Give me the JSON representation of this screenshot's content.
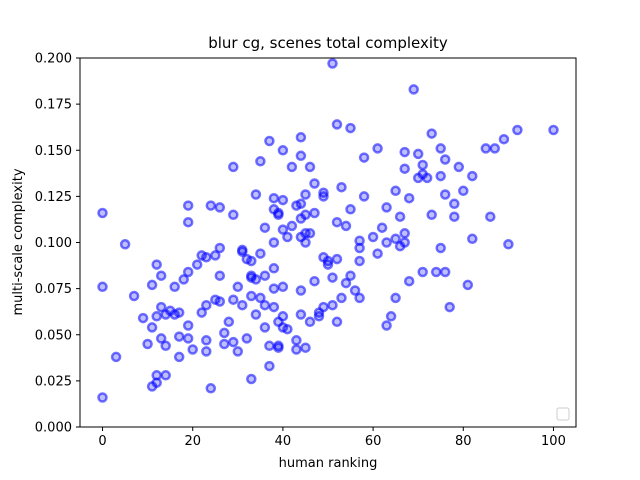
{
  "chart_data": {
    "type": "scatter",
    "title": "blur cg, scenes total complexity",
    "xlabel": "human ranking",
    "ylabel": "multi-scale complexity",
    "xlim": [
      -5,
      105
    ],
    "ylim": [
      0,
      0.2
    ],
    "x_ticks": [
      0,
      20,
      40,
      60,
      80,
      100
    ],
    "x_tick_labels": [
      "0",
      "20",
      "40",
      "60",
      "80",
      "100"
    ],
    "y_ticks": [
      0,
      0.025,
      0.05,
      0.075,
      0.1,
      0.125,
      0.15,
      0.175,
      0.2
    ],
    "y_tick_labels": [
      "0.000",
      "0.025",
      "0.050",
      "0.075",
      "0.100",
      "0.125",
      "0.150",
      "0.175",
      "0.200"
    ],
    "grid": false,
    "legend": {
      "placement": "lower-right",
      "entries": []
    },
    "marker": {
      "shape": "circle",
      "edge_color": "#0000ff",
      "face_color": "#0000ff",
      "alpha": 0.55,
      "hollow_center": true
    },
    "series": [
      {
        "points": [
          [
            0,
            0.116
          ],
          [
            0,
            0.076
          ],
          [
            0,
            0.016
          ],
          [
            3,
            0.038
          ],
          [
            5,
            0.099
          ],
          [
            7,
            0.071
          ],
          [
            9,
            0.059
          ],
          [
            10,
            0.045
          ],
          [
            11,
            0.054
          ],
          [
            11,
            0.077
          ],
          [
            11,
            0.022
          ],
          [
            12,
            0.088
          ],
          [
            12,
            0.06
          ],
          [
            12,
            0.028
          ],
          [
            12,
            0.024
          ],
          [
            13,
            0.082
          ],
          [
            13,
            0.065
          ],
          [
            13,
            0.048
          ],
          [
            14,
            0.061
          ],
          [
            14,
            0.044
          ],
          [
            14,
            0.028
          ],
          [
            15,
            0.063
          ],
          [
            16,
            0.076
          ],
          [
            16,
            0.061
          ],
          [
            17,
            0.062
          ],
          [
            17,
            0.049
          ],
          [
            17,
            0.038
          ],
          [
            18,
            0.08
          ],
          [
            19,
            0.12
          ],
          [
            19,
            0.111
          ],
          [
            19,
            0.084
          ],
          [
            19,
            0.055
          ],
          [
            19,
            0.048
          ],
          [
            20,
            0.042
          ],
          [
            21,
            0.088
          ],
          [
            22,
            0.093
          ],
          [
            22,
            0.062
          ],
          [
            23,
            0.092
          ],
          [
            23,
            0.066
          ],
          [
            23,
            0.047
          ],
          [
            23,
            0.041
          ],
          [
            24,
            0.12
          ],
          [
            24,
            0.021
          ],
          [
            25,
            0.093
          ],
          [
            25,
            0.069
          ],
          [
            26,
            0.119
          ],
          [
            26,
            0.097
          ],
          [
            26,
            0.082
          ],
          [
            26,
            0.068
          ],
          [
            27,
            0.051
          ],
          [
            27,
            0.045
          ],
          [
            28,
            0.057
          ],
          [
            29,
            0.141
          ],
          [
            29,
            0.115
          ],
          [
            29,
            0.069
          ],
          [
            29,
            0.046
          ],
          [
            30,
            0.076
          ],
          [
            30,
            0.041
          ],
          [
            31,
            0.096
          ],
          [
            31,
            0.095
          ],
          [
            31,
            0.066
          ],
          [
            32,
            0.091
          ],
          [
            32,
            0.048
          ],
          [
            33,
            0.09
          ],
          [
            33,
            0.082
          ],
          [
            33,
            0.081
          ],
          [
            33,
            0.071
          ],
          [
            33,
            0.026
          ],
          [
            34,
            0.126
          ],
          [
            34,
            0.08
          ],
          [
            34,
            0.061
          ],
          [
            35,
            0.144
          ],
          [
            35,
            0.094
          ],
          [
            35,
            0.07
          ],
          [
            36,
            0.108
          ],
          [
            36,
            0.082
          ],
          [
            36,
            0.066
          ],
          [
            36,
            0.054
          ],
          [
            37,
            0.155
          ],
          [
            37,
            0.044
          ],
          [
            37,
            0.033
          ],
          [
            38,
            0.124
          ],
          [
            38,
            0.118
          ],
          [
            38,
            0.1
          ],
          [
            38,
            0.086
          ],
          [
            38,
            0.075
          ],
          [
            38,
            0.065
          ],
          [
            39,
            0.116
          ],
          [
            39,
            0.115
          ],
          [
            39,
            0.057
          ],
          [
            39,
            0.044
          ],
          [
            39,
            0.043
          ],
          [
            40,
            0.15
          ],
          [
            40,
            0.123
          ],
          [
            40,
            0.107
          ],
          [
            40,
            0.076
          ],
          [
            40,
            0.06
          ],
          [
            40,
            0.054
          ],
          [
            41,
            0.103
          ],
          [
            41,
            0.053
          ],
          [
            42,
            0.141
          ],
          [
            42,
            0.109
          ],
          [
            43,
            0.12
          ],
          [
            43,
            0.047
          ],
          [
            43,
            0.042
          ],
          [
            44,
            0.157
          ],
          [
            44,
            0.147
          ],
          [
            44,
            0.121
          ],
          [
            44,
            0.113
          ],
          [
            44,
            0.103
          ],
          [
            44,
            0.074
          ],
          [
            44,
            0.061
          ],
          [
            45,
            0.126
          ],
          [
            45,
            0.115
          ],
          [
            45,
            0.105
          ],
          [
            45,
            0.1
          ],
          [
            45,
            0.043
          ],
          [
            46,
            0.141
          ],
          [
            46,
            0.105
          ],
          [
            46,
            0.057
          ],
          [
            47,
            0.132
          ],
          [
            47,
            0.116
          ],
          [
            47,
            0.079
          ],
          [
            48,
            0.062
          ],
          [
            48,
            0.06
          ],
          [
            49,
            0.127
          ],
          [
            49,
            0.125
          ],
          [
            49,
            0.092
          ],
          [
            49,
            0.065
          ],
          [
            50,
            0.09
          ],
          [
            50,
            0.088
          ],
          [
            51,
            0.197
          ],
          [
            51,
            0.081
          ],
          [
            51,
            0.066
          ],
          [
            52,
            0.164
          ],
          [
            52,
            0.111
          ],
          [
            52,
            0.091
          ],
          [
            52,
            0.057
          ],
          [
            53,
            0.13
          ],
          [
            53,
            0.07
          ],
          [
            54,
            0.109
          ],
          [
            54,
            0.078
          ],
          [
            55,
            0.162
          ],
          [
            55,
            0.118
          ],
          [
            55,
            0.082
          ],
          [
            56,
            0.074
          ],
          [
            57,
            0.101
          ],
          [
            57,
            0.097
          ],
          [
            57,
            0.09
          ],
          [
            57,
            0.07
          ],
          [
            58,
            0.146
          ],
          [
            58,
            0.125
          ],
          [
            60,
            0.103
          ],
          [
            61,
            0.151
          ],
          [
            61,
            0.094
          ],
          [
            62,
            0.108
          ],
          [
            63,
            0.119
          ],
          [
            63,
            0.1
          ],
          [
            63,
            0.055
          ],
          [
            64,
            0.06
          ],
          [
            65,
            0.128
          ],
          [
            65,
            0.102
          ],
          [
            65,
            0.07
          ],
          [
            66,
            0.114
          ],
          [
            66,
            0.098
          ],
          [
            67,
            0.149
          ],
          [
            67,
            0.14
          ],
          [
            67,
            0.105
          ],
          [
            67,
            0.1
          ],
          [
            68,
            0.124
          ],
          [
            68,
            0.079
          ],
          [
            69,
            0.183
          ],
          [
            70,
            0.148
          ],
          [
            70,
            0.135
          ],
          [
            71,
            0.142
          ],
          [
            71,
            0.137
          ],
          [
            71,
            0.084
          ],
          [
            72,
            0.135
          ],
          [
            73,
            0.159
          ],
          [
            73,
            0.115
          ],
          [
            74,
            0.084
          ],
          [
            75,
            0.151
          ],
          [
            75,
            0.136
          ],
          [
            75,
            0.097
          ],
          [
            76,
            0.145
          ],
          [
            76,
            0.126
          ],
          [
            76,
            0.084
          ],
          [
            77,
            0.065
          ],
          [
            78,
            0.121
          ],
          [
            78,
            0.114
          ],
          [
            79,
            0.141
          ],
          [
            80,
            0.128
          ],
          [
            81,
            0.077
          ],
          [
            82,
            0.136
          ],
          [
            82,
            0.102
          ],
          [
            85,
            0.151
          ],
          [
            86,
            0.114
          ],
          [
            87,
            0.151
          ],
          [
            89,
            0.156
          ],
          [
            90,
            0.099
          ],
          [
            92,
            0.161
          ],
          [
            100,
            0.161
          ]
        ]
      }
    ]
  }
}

=-=-=-=-=

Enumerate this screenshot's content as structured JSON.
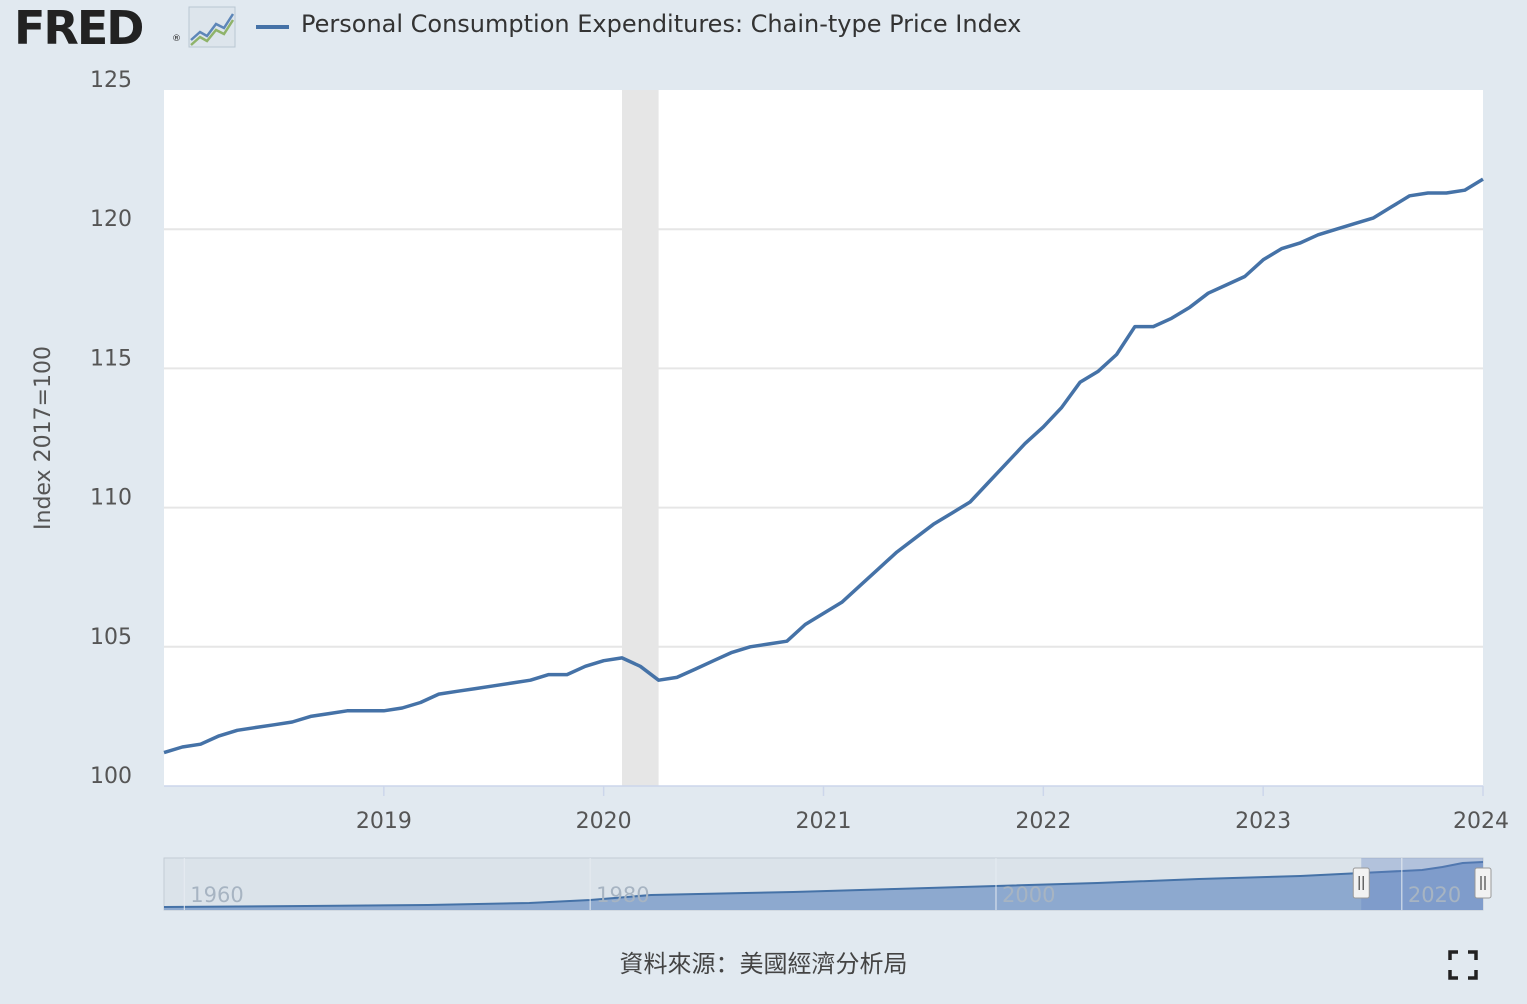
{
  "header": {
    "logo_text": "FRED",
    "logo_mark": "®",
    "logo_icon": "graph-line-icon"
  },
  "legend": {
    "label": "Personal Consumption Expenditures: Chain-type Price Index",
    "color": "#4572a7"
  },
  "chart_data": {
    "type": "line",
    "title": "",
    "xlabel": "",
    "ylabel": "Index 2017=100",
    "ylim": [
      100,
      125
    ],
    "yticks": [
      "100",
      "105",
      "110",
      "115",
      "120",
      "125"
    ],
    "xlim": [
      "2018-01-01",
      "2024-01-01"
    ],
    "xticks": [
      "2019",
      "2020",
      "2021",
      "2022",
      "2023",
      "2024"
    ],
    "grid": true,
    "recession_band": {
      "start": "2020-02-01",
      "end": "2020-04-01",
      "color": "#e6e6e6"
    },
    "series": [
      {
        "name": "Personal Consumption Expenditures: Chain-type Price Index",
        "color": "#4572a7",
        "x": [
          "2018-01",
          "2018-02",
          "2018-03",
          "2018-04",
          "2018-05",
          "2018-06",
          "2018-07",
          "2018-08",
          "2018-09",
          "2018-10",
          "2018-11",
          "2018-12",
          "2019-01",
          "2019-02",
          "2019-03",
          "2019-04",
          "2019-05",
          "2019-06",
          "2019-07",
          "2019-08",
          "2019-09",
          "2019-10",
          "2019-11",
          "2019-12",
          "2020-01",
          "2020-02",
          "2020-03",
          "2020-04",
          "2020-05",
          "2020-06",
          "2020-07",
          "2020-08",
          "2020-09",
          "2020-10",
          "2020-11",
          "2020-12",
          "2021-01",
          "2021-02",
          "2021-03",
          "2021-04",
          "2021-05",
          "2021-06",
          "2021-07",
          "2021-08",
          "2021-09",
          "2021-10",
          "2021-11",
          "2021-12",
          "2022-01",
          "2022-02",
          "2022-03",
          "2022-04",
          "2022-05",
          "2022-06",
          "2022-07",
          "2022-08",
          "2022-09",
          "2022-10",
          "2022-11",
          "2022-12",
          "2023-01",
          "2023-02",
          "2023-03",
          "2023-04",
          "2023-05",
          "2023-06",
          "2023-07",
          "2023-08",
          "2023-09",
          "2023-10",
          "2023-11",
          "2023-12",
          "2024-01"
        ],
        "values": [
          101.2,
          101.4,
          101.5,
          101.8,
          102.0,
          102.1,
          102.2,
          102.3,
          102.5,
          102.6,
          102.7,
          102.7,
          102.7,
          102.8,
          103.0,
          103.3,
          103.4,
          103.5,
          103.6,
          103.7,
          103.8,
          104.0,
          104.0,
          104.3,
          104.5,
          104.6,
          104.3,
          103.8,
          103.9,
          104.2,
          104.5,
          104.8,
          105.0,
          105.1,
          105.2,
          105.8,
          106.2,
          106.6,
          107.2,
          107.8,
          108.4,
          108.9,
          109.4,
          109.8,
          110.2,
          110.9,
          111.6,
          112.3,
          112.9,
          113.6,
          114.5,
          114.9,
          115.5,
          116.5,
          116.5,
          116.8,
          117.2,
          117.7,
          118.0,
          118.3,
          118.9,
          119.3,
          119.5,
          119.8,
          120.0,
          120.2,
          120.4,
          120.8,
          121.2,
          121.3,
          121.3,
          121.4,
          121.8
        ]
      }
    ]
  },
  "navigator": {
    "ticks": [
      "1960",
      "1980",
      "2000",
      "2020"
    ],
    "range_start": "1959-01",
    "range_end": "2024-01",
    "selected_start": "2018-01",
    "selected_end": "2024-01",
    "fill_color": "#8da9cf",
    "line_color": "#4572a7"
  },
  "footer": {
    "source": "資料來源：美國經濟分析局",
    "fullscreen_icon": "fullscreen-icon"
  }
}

=-=-=-=-=

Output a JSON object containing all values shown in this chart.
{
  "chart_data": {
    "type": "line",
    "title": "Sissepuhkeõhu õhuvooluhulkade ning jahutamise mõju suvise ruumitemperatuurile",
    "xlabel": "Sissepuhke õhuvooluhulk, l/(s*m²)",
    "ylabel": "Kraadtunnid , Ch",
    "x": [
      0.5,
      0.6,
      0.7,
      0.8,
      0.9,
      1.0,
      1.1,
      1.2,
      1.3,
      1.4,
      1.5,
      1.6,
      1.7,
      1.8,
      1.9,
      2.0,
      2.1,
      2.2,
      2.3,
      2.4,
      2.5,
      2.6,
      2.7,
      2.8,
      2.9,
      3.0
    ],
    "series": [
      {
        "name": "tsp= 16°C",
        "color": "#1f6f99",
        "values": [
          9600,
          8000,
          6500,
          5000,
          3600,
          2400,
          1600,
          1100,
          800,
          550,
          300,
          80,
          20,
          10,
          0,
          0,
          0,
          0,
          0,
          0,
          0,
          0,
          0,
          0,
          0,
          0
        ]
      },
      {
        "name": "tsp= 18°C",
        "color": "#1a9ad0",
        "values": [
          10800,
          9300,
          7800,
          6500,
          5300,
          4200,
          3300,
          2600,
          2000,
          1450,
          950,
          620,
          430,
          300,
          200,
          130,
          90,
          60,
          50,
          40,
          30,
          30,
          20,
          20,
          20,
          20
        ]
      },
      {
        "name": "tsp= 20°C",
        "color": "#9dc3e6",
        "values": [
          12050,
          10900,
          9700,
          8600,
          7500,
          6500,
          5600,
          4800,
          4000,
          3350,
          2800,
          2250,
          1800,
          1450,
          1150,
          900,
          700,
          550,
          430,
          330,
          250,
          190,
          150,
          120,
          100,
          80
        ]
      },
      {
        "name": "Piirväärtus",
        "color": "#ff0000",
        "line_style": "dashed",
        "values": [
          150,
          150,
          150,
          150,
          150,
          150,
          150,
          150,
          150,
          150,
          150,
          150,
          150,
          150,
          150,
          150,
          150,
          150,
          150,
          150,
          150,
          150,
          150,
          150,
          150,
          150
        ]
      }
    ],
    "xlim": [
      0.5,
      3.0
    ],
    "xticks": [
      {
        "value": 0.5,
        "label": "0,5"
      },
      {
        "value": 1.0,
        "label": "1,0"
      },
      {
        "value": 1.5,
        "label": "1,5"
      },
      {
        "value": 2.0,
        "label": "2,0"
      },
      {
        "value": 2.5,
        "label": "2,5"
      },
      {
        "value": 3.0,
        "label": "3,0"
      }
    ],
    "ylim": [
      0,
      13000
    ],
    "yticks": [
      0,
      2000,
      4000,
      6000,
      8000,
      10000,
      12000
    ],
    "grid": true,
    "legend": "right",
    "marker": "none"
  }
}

=-=-=-=-=

## AIM OF THE EXERCISE
Look over the material above and show each line where "complexity" appears.

## OUTPUT OF THE TASK
    "title": "blur cg, scenes total complexity",
    "ylabel": "multi-scale complexity",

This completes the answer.